Stated goal: Below is a block of records; repeat all of them exactly.

(Data entries)
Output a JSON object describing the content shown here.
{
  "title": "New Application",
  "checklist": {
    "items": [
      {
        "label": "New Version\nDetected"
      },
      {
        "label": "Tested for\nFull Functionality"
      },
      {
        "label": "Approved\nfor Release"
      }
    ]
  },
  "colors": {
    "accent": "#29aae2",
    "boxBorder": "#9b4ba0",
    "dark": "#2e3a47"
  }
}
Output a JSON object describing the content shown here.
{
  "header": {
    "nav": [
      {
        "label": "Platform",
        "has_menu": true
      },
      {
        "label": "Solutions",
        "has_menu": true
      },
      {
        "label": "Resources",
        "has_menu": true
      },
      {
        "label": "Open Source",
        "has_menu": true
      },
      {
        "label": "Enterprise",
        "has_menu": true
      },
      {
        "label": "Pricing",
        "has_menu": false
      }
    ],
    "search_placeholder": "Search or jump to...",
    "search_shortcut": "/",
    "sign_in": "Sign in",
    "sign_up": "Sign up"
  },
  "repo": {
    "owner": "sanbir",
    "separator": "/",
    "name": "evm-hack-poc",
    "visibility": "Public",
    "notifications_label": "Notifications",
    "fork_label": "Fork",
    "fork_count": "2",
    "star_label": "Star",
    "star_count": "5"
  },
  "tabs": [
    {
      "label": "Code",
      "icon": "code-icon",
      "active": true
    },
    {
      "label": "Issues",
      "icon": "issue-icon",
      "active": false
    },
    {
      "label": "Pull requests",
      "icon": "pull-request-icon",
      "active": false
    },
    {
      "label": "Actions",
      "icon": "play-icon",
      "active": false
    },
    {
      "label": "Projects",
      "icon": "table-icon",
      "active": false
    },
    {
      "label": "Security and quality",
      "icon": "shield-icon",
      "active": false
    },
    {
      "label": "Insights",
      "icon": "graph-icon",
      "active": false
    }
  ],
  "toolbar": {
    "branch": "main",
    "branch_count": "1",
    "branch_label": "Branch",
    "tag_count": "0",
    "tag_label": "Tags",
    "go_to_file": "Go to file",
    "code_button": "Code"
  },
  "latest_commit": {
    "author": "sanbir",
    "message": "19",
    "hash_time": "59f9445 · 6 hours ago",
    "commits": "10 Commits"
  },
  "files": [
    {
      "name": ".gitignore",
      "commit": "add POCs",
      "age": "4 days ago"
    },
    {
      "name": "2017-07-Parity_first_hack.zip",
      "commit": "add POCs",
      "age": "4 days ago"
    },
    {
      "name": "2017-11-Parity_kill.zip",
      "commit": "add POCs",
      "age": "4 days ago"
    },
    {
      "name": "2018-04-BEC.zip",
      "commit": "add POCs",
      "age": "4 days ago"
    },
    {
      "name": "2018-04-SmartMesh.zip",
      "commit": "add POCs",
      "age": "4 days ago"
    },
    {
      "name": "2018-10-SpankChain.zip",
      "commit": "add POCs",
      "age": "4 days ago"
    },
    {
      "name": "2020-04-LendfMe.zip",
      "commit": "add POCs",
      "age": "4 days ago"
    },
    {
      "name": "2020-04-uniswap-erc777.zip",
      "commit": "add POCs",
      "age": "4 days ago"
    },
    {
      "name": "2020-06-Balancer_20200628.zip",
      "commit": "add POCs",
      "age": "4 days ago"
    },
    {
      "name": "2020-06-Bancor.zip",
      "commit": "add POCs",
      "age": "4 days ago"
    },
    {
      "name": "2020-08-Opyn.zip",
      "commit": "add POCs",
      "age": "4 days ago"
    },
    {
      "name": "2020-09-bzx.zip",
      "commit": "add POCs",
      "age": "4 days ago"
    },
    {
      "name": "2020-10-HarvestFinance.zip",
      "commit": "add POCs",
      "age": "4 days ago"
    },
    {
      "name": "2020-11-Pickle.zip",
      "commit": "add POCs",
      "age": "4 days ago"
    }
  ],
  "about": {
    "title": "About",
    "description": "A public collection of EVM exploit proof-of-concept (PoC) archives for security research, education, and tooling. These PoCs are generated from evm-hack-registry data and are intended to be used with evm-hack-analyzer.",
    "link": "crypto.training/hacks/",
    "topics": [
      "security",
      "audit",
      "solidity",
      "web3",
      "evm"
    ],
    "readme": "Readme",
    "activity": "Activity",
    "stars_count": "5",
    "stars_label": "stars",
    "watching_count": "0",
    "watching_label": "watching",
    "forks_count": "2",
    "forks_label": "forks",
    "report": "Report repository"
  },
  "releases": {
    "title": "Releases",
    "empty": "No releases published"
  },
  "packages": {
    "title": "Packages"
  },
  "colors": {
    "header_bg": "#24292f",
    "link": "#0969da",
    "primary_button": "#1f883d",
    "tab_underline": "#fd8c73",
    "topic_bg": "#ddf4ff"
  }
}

Response to the task:
Output a JSON object describing the content shown here.
{
  "title": "New Application",
  "checklist": {
    "items": [
      {
        "label": "New Version\nDetected"
      },
      {
        "label": "Tested for\nFull Functionality"
      },
      {
        "label": "Approved\nfor Release"
      }
    ]
  },
  "colors": {
    "accent": "#29aae2",
    "boxBorder": "#9b4ba0",
    "dark": "#2e3a47"
  }
}
Output a JSON object describing the content shown here.
{
  "header": {
    "nav": [
      {
        "label": "Platform",
        "has_menu": true
      },
      {
        "label": "Solutions",
        "has_menu": true
      },
      {
        "label": "Resources",
        "has_menu": true
      },
      {
        "label": "Open Source",
        "has_menu": true
      },
      {
        "label": "Enterprise",
        "has_menu": true
      },
      {
        "label": "Pricing",
        "has_menu": false
      }
    ],
    "search_placeholder": "Search or jump to...",
    "search_shortcut": "/",
    "sign_in": "Sign in",
    "sign_up": "Sign up"
  },
  "repo": {
    "owner": "sanbir",
    "separator": "/",
    "name": "evm-hack-poc",
    "visibility": "Public",
    "notifications_label": "Notifications",
    "fork_label": "Fork",
    "fork_count": "2",
    "star_label": "Star",
    "star_count": "5"
  },
  "tabs": [
    {
      "label": "Code",
      "icon": "code-icon",
      "active": true
    },
    {
      "label": "Issues",
      "icon": "issue-icon",
      "active": false
    },
    {
      "label": "Pull requests",
      "icon": "pull-request-icon",
      "active": false
    },
    {
      "label": "Actions",
      "icon": "play-icon",
      "active": false
    },
    {
      "label": "Projects",
      "icon": "table-icon",
      "active": false
    },
    {
      "label": "Security and quality",
      "icon": "shield-icon",
      "active": false
    },
    {
      "label": "Insights",
      "icon": "graph-icon",
      "active": false
    }
  ],
  "toolbar": {
    "branch": "main",
    "branch_count": "1",
    "branch_label": "Branch",
    "tag_count": "0",
    "tag_label": "Tags",
    "go_to_file": "Go to file",
    "code_button": "Code"
  },
  "latest_commit": {
    "author": "sanbir",
    "message": "19",
    "hash_time": "59f9445 · 6 hours ago",
    "commits": "10 Commits"
  },
  "files": [
    {
      "name": ".gitignore",
      "commit": "add POCs",
      "age": "4 days ago"
    },
    {
      "name": "2017-07-Parity_first_hack.zip",
      "commit": "add POCs",
      "age": "4 days ago"
    },
    {
      "name": "2017-11-Parity_kill.zip",
      "commit": "add POCs",
      "age": "4 days ago"
    },
    {
      "name": "2018-04-BEC.zip",
      "commit": "add POCs",
      "age": "4 days ago"
    },
    {
      "name": "2018-04-SmartMesh.zip",
      "commit": "add POCs",
      "age": "4 days ago"
    },
    {
      "name": "2018-10-SpankChain.zip",
      "commit": "add POCs",
      "age": "4 days ago"
    },
    {
      "name": "2020-04-LendfMe.zip",
      "commit": "add POCs",
      "age": "4 days ago"
    },
    {
      "name": "2020-04-uniswap-erc777.zip",
      "commit": "add POCs",
      "age": "4 days ago"
    },
    {
      "name": "2020-06-Balancer_20200628.zip",
      "commit": "add POCs",
      "age": "4 days ago"
    },
    {
      "name": "2020-06-Bancor.zip",
      "commit": "add POCs",
      "age": "4 days ago"
    },
    {
      "name": "2020-08-Opyn.zip",
      "commit": "add POCs",
      "age": "4 days ago"
    },
    {
      "name": "2020-09-bzx.zip",
      "commit": "add POCs",
      "age": "4 days ago"
    },
    {
      "name": "2020-10-HarvestFinance.zip",
      "commit": "add POCs",
      "age": "4 days ago"
    },
    {
      "name": "2020-11-Pickle.zip",
      "commit": "add POCs",
      "age": "4 days ago"
    }
  ],
  "about": {
    "title": "About",
    "description": "A public collection of EVM exploit proof-of-concept (PoC) archives for security research, education, and tooling. These PoCs are generated from evm-hack-registry data and are intended to be used with evm-hack-analyzer.",
    "link": "crypto.training/hacks/",
    "topics": [
      "security",
      "audit",
      "solidity",
      "web3",
      "evm"
    ],
    "readme": "Readme",
    "activity": "Activity",
    "stars_count": "5",
    "stars_label": "stars",
    "watching_count": "0",
    "watching_label": "watching",
    "forks_count": "2",
    "forks_label": "forks",
    "report": "Report repository"
  },
  "releases": {
    "title": "Releases",
    "empty": "No releases published"
  },
  "packages": {
    "title": "Packages"
  },
  "colors": {
    "header_bg": "#24292f",
    "link": "#0969da",
    "primary_button": "#1f883d",
    "tab_underline": "#fd8c73",
    "topic_bg": "#ddf4ff"
  }
}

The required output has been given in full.